RECORDS FOR THE EXERCISE:
────

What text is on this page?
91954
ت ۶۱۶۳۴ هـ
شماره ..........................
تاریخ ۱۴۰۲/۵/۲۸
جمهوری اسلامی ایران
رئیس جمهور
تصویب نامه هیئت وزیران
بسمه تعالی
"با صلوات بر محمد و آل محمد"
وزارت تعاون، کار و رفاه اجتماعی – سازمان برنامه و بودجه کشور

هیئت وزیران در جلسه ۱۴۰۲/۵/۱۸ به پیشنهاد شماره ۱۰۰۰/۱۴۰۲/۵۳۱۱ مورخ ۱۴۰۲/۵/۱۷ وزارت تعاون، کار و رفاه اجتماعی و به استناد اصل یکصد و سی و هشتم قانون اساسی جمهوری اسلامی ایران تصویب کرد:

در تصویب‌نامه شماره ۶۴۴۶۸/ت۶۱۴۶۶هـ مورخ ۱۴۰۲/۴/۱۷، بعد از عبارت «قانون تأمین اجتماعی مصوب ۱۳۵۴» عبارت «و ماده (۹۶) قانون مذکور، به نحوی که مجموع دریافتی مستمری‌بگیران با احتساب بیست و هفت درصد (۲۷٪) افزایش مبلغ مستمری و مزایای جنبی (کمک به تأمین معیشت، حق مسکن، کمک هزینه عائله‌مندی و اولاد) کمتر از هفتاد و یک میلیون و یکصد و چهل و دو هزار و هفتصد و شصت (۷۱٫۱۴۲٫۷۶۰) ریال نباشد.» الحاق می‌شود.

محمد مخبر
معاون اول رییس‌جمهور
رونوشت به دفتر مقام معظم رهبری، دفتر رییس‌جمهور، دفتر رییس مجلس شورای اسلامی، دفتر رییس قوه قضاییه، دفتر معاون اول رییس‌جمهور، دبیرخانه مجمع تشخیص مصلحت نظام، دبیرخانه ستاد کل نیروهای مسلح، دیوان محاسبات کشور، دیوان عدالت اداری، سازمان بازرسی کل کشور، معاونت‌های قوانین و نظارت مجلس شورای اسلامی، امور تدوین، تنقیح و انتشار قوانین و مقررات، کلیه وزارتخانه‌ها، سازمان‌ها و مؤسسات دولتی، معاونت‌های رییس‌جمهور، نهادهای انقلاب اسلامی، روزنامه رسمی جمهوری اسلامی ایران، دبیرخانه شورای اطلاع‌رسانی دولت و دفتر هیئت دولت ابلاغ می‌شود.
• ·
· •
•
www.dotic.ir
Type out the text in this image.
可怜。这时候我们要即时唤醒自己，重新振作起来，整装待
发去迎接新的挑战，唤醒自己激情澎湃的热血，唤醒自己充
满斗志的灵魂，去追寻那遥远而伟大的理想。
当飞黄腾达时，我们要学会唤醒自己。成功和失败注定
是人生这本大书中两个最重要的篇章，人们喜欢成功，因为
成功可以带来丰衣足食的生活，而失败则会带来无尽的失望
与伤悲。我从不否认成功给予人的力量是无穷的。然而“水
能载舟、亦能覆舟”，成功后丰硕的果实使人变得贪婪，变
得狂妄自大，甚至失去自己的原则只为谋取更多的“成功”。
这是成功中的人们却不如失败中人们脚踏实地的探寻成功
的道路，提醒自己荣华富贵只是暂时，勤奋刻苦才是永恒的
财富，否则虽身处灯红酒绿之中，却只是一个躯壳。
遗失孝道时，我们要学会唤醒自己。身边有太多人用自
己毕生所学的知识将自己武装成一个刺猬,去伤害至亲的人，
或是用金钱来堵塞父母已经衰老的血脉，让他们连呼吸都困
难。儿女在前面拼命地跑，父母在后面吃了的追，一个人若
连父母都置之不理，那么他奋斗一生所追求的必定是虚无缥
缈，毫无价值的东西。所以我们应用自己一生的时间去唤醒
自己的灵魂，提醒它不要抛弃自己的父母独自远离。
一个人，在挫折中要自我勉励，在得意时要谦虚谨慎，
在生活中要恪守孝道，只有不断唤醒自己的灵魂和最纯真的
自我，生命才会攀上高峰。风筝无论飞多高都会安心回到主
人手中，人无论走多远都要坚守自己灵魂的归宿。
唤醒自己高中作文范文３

────

INSTRUCTIONS FOR THE TASK:
Output each record precisely as given.

OUTPUT FOR THIS TASK:
What text is on this page?
91954
ت ۶۱۶۳۴ هـ
شماره ..........................
تاریخ ۱۴۰۲/۵/۲۸
جمهوری اسلامی ایران
رئیس جمهور
تصویب نامه هیئت وزیران
بسمه تعالی
"با صلوات بر محمد و آل محمد"
وزارت تعاون، کار و رفاه اجتماعی – سازمان برنامه و بودجه کشور

هیئت وزیران در جلسه ۱۴۰۲/۵/۱۸ به پیشنهاد شماره ۱۰۰۰/۱۴۰۲/۵۳۱۱ مورخ ۱۴۰۲/۵/۱۷ وزارت تعاون، کار و رفاه اجتماعی و به استناد اصل یکصد و سی و هشتم قانون اساسی جمهوری اسلامی ایران تصویب کرد:

در تصویب‌نامه شماره ۶۴۴۶۸/ت۶۱۴۶۶هـ مورخ ۱۴۰۲/۴/۱۷، بعد از عبارت «قانون تأمین اجتماعی مصوب ۱۳۵۴» عبارت «و ماده (۹۶) قانون مذکور، به نحوی که مجموع دریافتی مستمری‌بگیران با احتساب بیست و هفت درصد (۲۷٪) افزایش مبلغ مستمری و مزایای جنبی (کمک به تأمین معیشت، حق مسکن، کمک هزینه عائله‌مندی و اولاد) کمتر از هفتاد و یک میلیون و یکصد و چهل و دو هزار و هفتصد و شصت (۷۱٫۱۴۲٫۷۶۰) ریال نباشد.» الحاق می‌شود.

محمد مخبر
معاون اول رییس‌جمهور
رونوشت به دفتر مقام معظم رهبری، دفتر رییس‌جمهور، دفتر رییس مجلس شورای اسلامی، دفتر رییس قوه قضاییه، دفتر معاون اول رییس‌جمهور، دبیرخانه مجمع تشخیص مصلحت نظام، دبیرخانه ستاد کل نیروهای مسلح، دیوان محاسبات کشور، دیوان عدالت اداری، سازمان بازرسی کل کشور، معاونت‌های قوانین و نظارت مجلس شورای اسلامی، امور تدوین، تنقیح و انتشار قوانین و مقررات، کلیه وزارتخانه‌ها، سازمان‌ها و مؤسسات دولتی، معاونت‌های رییس‌جمهور، نهادهای انقلاب اسلامی، روزنامه رسمی جمهوری اسلامی ایران، دبیرخانه شورای اطلاع‌رسانی دولت و دفتر هیئت دولت ابلاغ می‌شود.
• ·
· •
•
www.dotic.ir
Type out the text in this image.
可怜。这时候我们要即时唤醒自己，重新振作起来，整装待
发去迎接新的挑战，唤醒自己激情澎湃的热血，唤醒自己充
满斗志的灵魂，去追寻那遥远而伟大的理想。
当飞黄腾达时，我们要学会唤醒自己。成功和失败注定
是人生这本大书中两个最重要的篇章，人们喜欢成功，因为
成功可以带来丰衣足食的生活，而失败则会带来无尽的失望
与伤悲。我从不否认成功给予人的力量是无穷的。然而“水
能载舟、亦能覆舟”，成功后丰硕的果实使人变得贪婪，变
得狂妄自大，甚至失去自己的原则只为谋取更多的“成功”。
这是成功中的人们却不如失败中人们脚踏实地的探寻成功
的道路，提醒自己荣华富贵只是暂时，勤奋刻苦才是永恒的
财富，否则虽身处灯红酒绿之中，却只是一个躯壳。
遗失孝道时，我们要学会唤醒自己。身边有太多人用自
己毕生所学的知识将自己武装成一个刺猬,去伤害至亲的人，
或是用金钱来堵塞父母已经衰老的血脉，让他们连呼吸都困
难。儿女在前面拼命地跑，父母在后面吃了的追，一个人若
连父母都置之不理，那么他奋斗一生所追求的必定是虚无缥
缈，毫无价值的东西。所以我们应用自己一生的时间去唤醒
自己的灵魂，提醒它不要抛弃自己的父母独自远离。
一个人，在挫折中要自我勉励，在得意时要谦虚谨慎，
在生活中要恪守孝道，只有不断唤醒自己的灵魂和最纯真的
自我，生命才会攀上高峰。风筝无论飞多高都会安心回到主
人手中，人无论走多远都要坚守自己灵魂的归宿。
唤醒自己高中作文范文３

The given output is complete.